↓↓↓
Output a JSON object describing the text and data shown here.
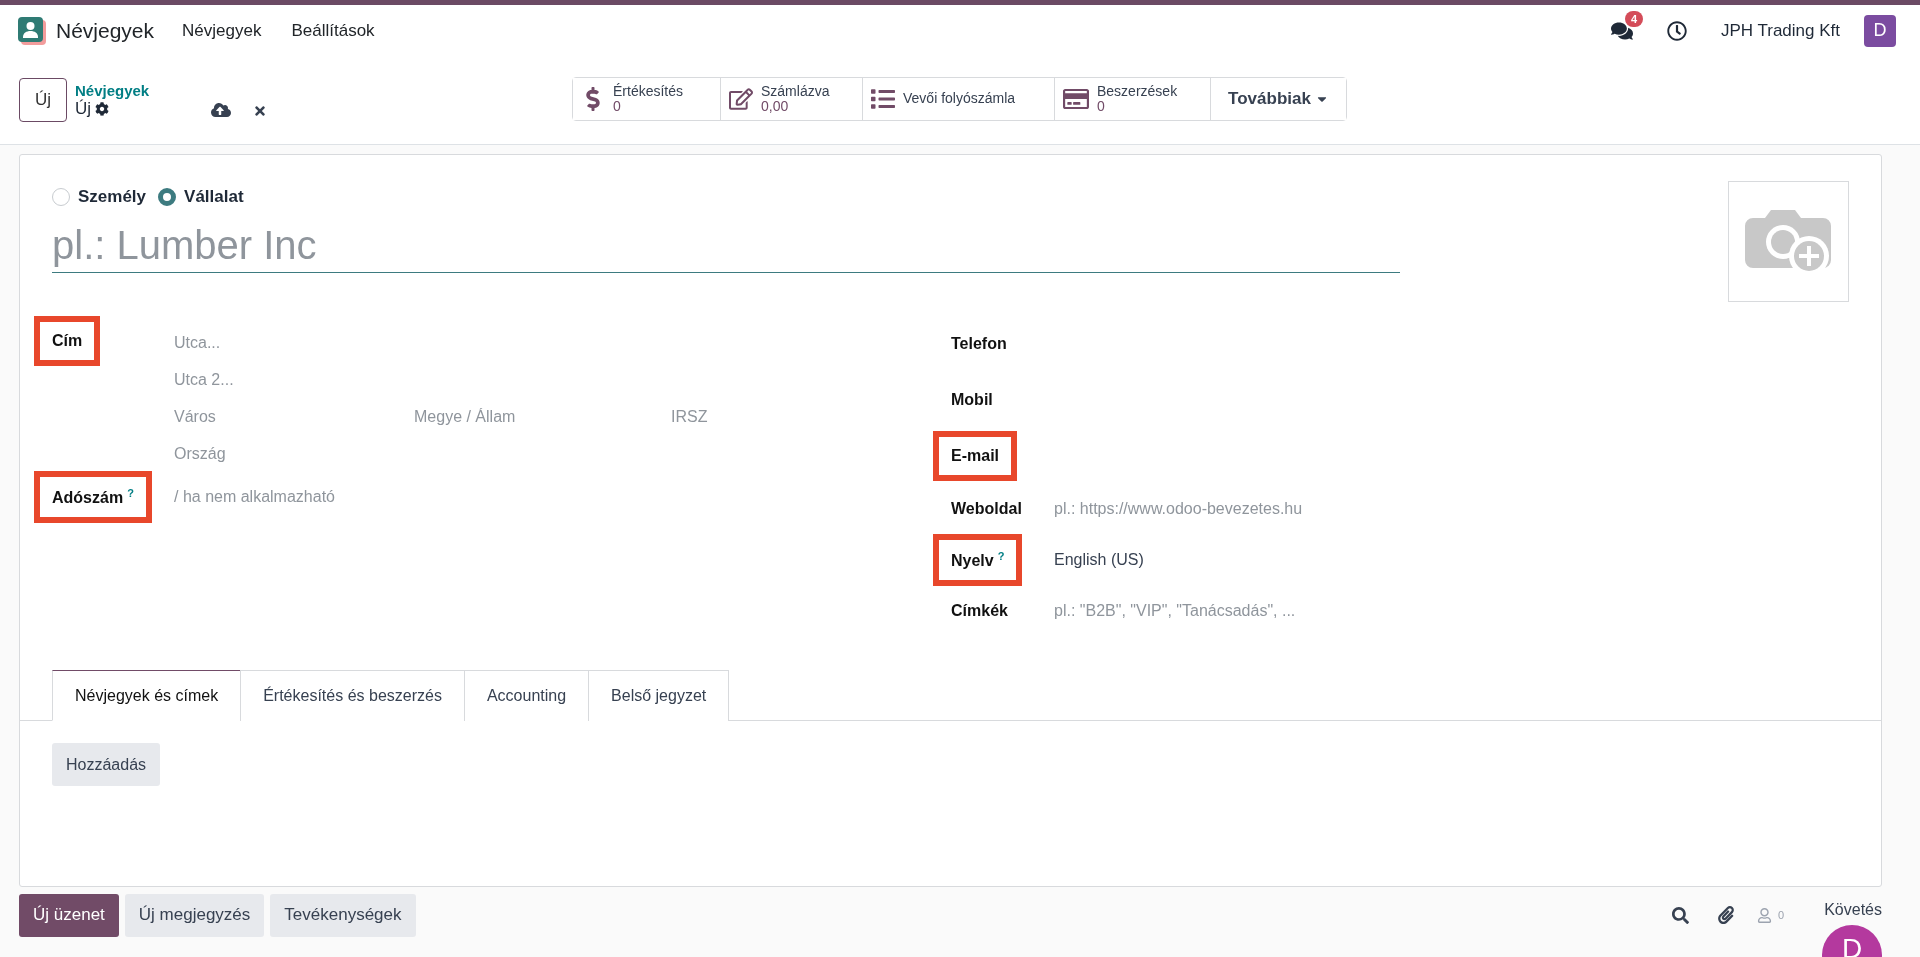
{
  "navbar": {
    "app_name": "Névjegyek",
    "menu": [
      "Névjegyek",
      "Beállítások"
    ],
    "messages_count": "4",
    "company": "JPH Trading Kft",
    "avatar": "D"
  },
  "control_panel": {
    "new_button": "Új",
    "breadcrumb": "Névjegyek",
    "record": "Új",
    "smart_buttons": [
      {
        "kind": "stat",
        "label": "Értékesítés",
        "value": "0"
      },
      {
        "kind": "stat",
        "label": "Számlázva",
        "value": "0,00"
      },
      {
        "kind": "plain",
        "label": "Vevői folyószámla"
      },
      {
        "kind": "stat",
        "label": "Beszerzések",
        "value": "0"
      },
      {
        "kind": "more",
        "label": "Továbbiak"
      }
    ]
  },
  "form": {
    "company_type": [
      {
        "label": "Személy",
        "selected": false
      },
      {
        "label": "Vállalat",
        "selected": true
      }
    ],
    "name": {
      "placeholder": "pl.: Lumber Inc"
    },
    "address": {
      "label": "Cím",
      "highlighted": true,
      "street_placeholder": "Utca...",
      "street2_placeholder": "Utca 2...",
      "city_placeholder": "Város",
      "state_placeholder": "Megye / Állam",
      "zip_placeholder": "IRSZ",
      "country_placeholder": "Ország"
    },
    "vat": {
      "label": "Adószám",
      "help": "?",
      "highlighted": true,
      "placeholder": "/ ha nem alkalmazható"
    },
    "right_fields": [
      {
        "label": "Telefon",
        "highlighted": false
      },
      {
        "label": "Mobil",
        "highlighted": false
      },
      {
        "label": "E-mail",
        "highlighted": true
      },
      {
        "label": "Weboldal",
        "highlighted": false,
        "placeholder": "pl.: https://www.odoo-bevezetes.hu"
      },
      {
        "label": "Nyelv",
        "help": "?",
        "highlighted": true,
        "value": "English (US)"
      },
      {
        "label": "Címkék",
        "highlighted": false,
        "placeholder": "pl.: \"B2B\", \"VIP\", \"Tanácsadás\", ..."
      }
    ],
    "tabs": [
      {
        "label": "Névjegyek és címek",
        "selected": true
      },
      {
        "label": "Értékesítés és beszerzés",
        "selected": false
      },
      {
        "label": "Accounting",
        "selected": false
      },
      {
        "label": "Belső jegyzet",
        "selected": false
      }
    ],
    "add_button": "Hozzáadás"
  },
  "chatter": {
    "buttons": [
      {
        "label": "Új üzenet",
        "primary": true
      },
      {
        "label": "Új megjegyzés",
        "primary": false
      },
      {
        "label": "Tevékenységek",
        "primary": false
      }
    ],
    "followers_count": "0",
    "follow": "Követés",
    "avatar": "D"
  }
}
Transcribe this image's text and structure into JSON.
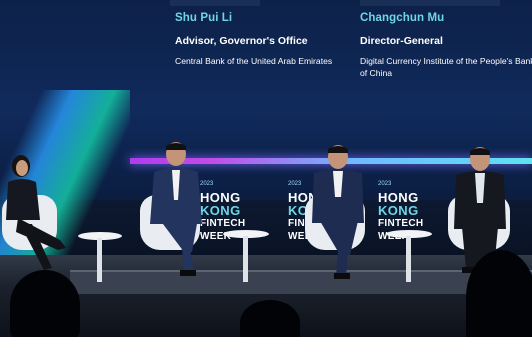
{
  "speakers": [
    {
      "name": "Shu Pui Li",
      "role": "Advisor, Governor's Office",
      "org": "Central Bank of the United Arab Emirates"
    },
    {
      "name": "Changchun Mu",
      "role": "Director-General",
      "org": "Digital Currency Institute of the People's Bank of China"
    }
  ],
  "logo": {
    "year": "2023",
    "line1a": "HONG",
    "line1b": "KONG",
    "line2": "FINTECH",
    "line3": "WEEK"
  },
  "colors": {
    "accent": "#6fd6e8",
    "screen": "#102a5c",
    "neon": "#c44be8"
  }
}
↑↑↑
↓↓↓
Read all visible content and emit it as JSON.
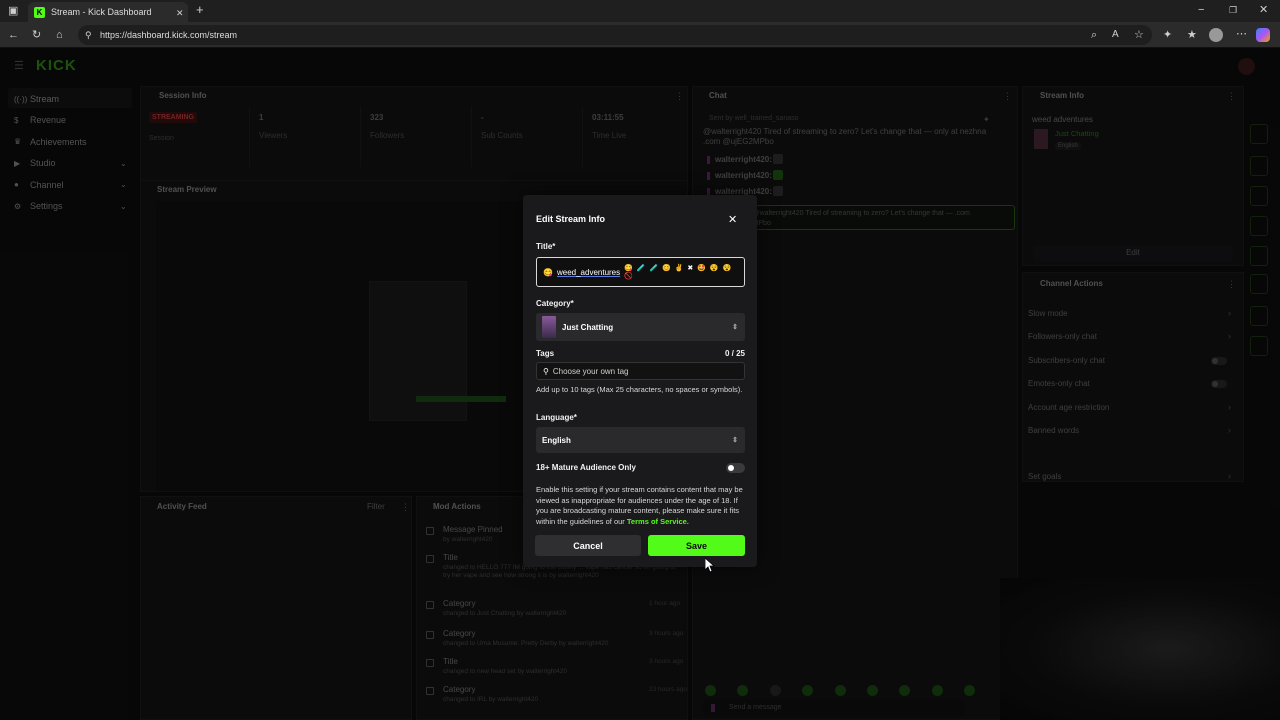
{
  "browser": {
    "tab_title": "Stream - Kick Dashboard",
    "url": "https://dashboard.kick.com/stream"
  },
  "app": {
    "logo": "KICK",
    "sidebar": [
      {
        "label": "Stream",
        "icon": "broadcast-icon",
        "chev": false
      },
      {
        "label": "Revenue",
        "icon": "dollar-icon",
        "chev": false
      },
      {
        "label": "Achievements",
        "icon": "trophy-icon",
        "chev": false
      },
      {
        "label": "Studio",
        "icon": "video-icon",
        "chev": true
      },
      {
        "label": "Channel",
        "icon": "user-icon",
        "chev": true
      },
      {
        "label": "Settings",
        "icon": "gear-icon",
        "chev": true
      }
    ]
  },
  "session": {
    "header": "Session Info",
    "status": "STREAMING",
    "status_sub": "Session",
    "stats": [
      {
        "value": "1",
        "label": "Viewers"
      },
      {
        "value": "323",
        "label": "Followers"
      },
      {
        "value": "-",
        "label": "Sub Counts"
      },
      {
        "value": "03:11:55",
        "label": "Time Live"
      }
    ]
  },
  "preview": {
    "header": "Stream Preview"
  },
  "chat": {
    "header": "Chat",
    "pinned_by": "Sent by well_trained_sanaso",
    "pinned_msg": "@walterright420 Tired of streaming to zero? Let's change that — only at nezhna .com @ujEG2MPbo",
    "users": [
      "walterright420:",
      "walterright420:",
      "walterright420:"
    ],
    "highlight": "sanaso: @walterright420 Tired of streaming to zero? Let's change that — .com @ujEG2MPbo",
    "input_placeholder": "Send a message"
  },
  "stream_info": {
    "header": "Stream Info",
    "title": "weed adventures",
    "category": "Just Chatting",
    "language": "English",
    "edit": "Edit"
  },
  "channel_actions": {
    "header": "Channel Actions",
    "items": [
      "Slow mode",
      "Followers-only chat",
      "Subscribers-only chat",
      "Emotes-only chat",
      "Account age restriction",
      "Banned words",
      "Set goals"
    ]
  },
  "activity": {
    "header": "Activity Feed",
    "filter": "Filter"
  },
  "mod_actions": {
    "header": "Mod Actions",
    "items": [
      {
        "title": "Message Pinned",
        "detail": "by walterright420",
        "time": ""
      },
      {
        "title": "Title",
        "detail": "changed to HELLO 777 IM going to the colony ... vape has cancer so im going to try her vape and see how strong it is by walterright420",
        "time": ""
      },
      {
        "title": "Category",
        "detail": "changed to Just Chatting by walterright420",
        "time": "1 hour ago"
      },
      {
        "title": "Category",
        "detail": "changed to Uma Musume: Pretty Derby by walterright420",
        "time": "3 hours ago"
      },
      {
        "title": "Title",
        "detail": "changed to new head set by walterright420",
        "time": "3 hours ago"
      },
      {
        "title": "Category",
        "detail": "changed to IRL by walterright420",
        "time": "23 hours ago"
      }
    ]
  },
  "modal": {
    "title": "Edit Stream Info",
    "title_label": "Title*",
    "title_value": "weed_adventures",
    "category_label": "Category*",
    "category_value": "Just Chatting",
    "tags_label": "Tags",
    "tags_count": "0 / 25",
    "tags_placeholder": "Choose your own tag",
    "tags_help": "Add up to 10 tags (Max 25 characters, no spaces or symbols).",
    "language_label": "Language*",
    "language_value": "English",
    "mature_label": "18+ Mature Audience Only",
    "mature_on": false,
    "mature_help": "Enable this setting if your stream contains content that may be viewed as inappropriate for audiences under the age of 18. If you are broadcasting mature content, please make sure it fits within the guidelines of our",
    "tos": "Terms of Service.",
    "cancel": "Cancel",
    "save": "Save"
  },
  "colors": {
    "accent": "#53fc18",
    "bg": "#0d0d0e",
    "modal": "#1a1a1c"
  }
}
↑↑↑
Objective: Report only the number of lines that hold the string "header" in this listing.

Written response: 7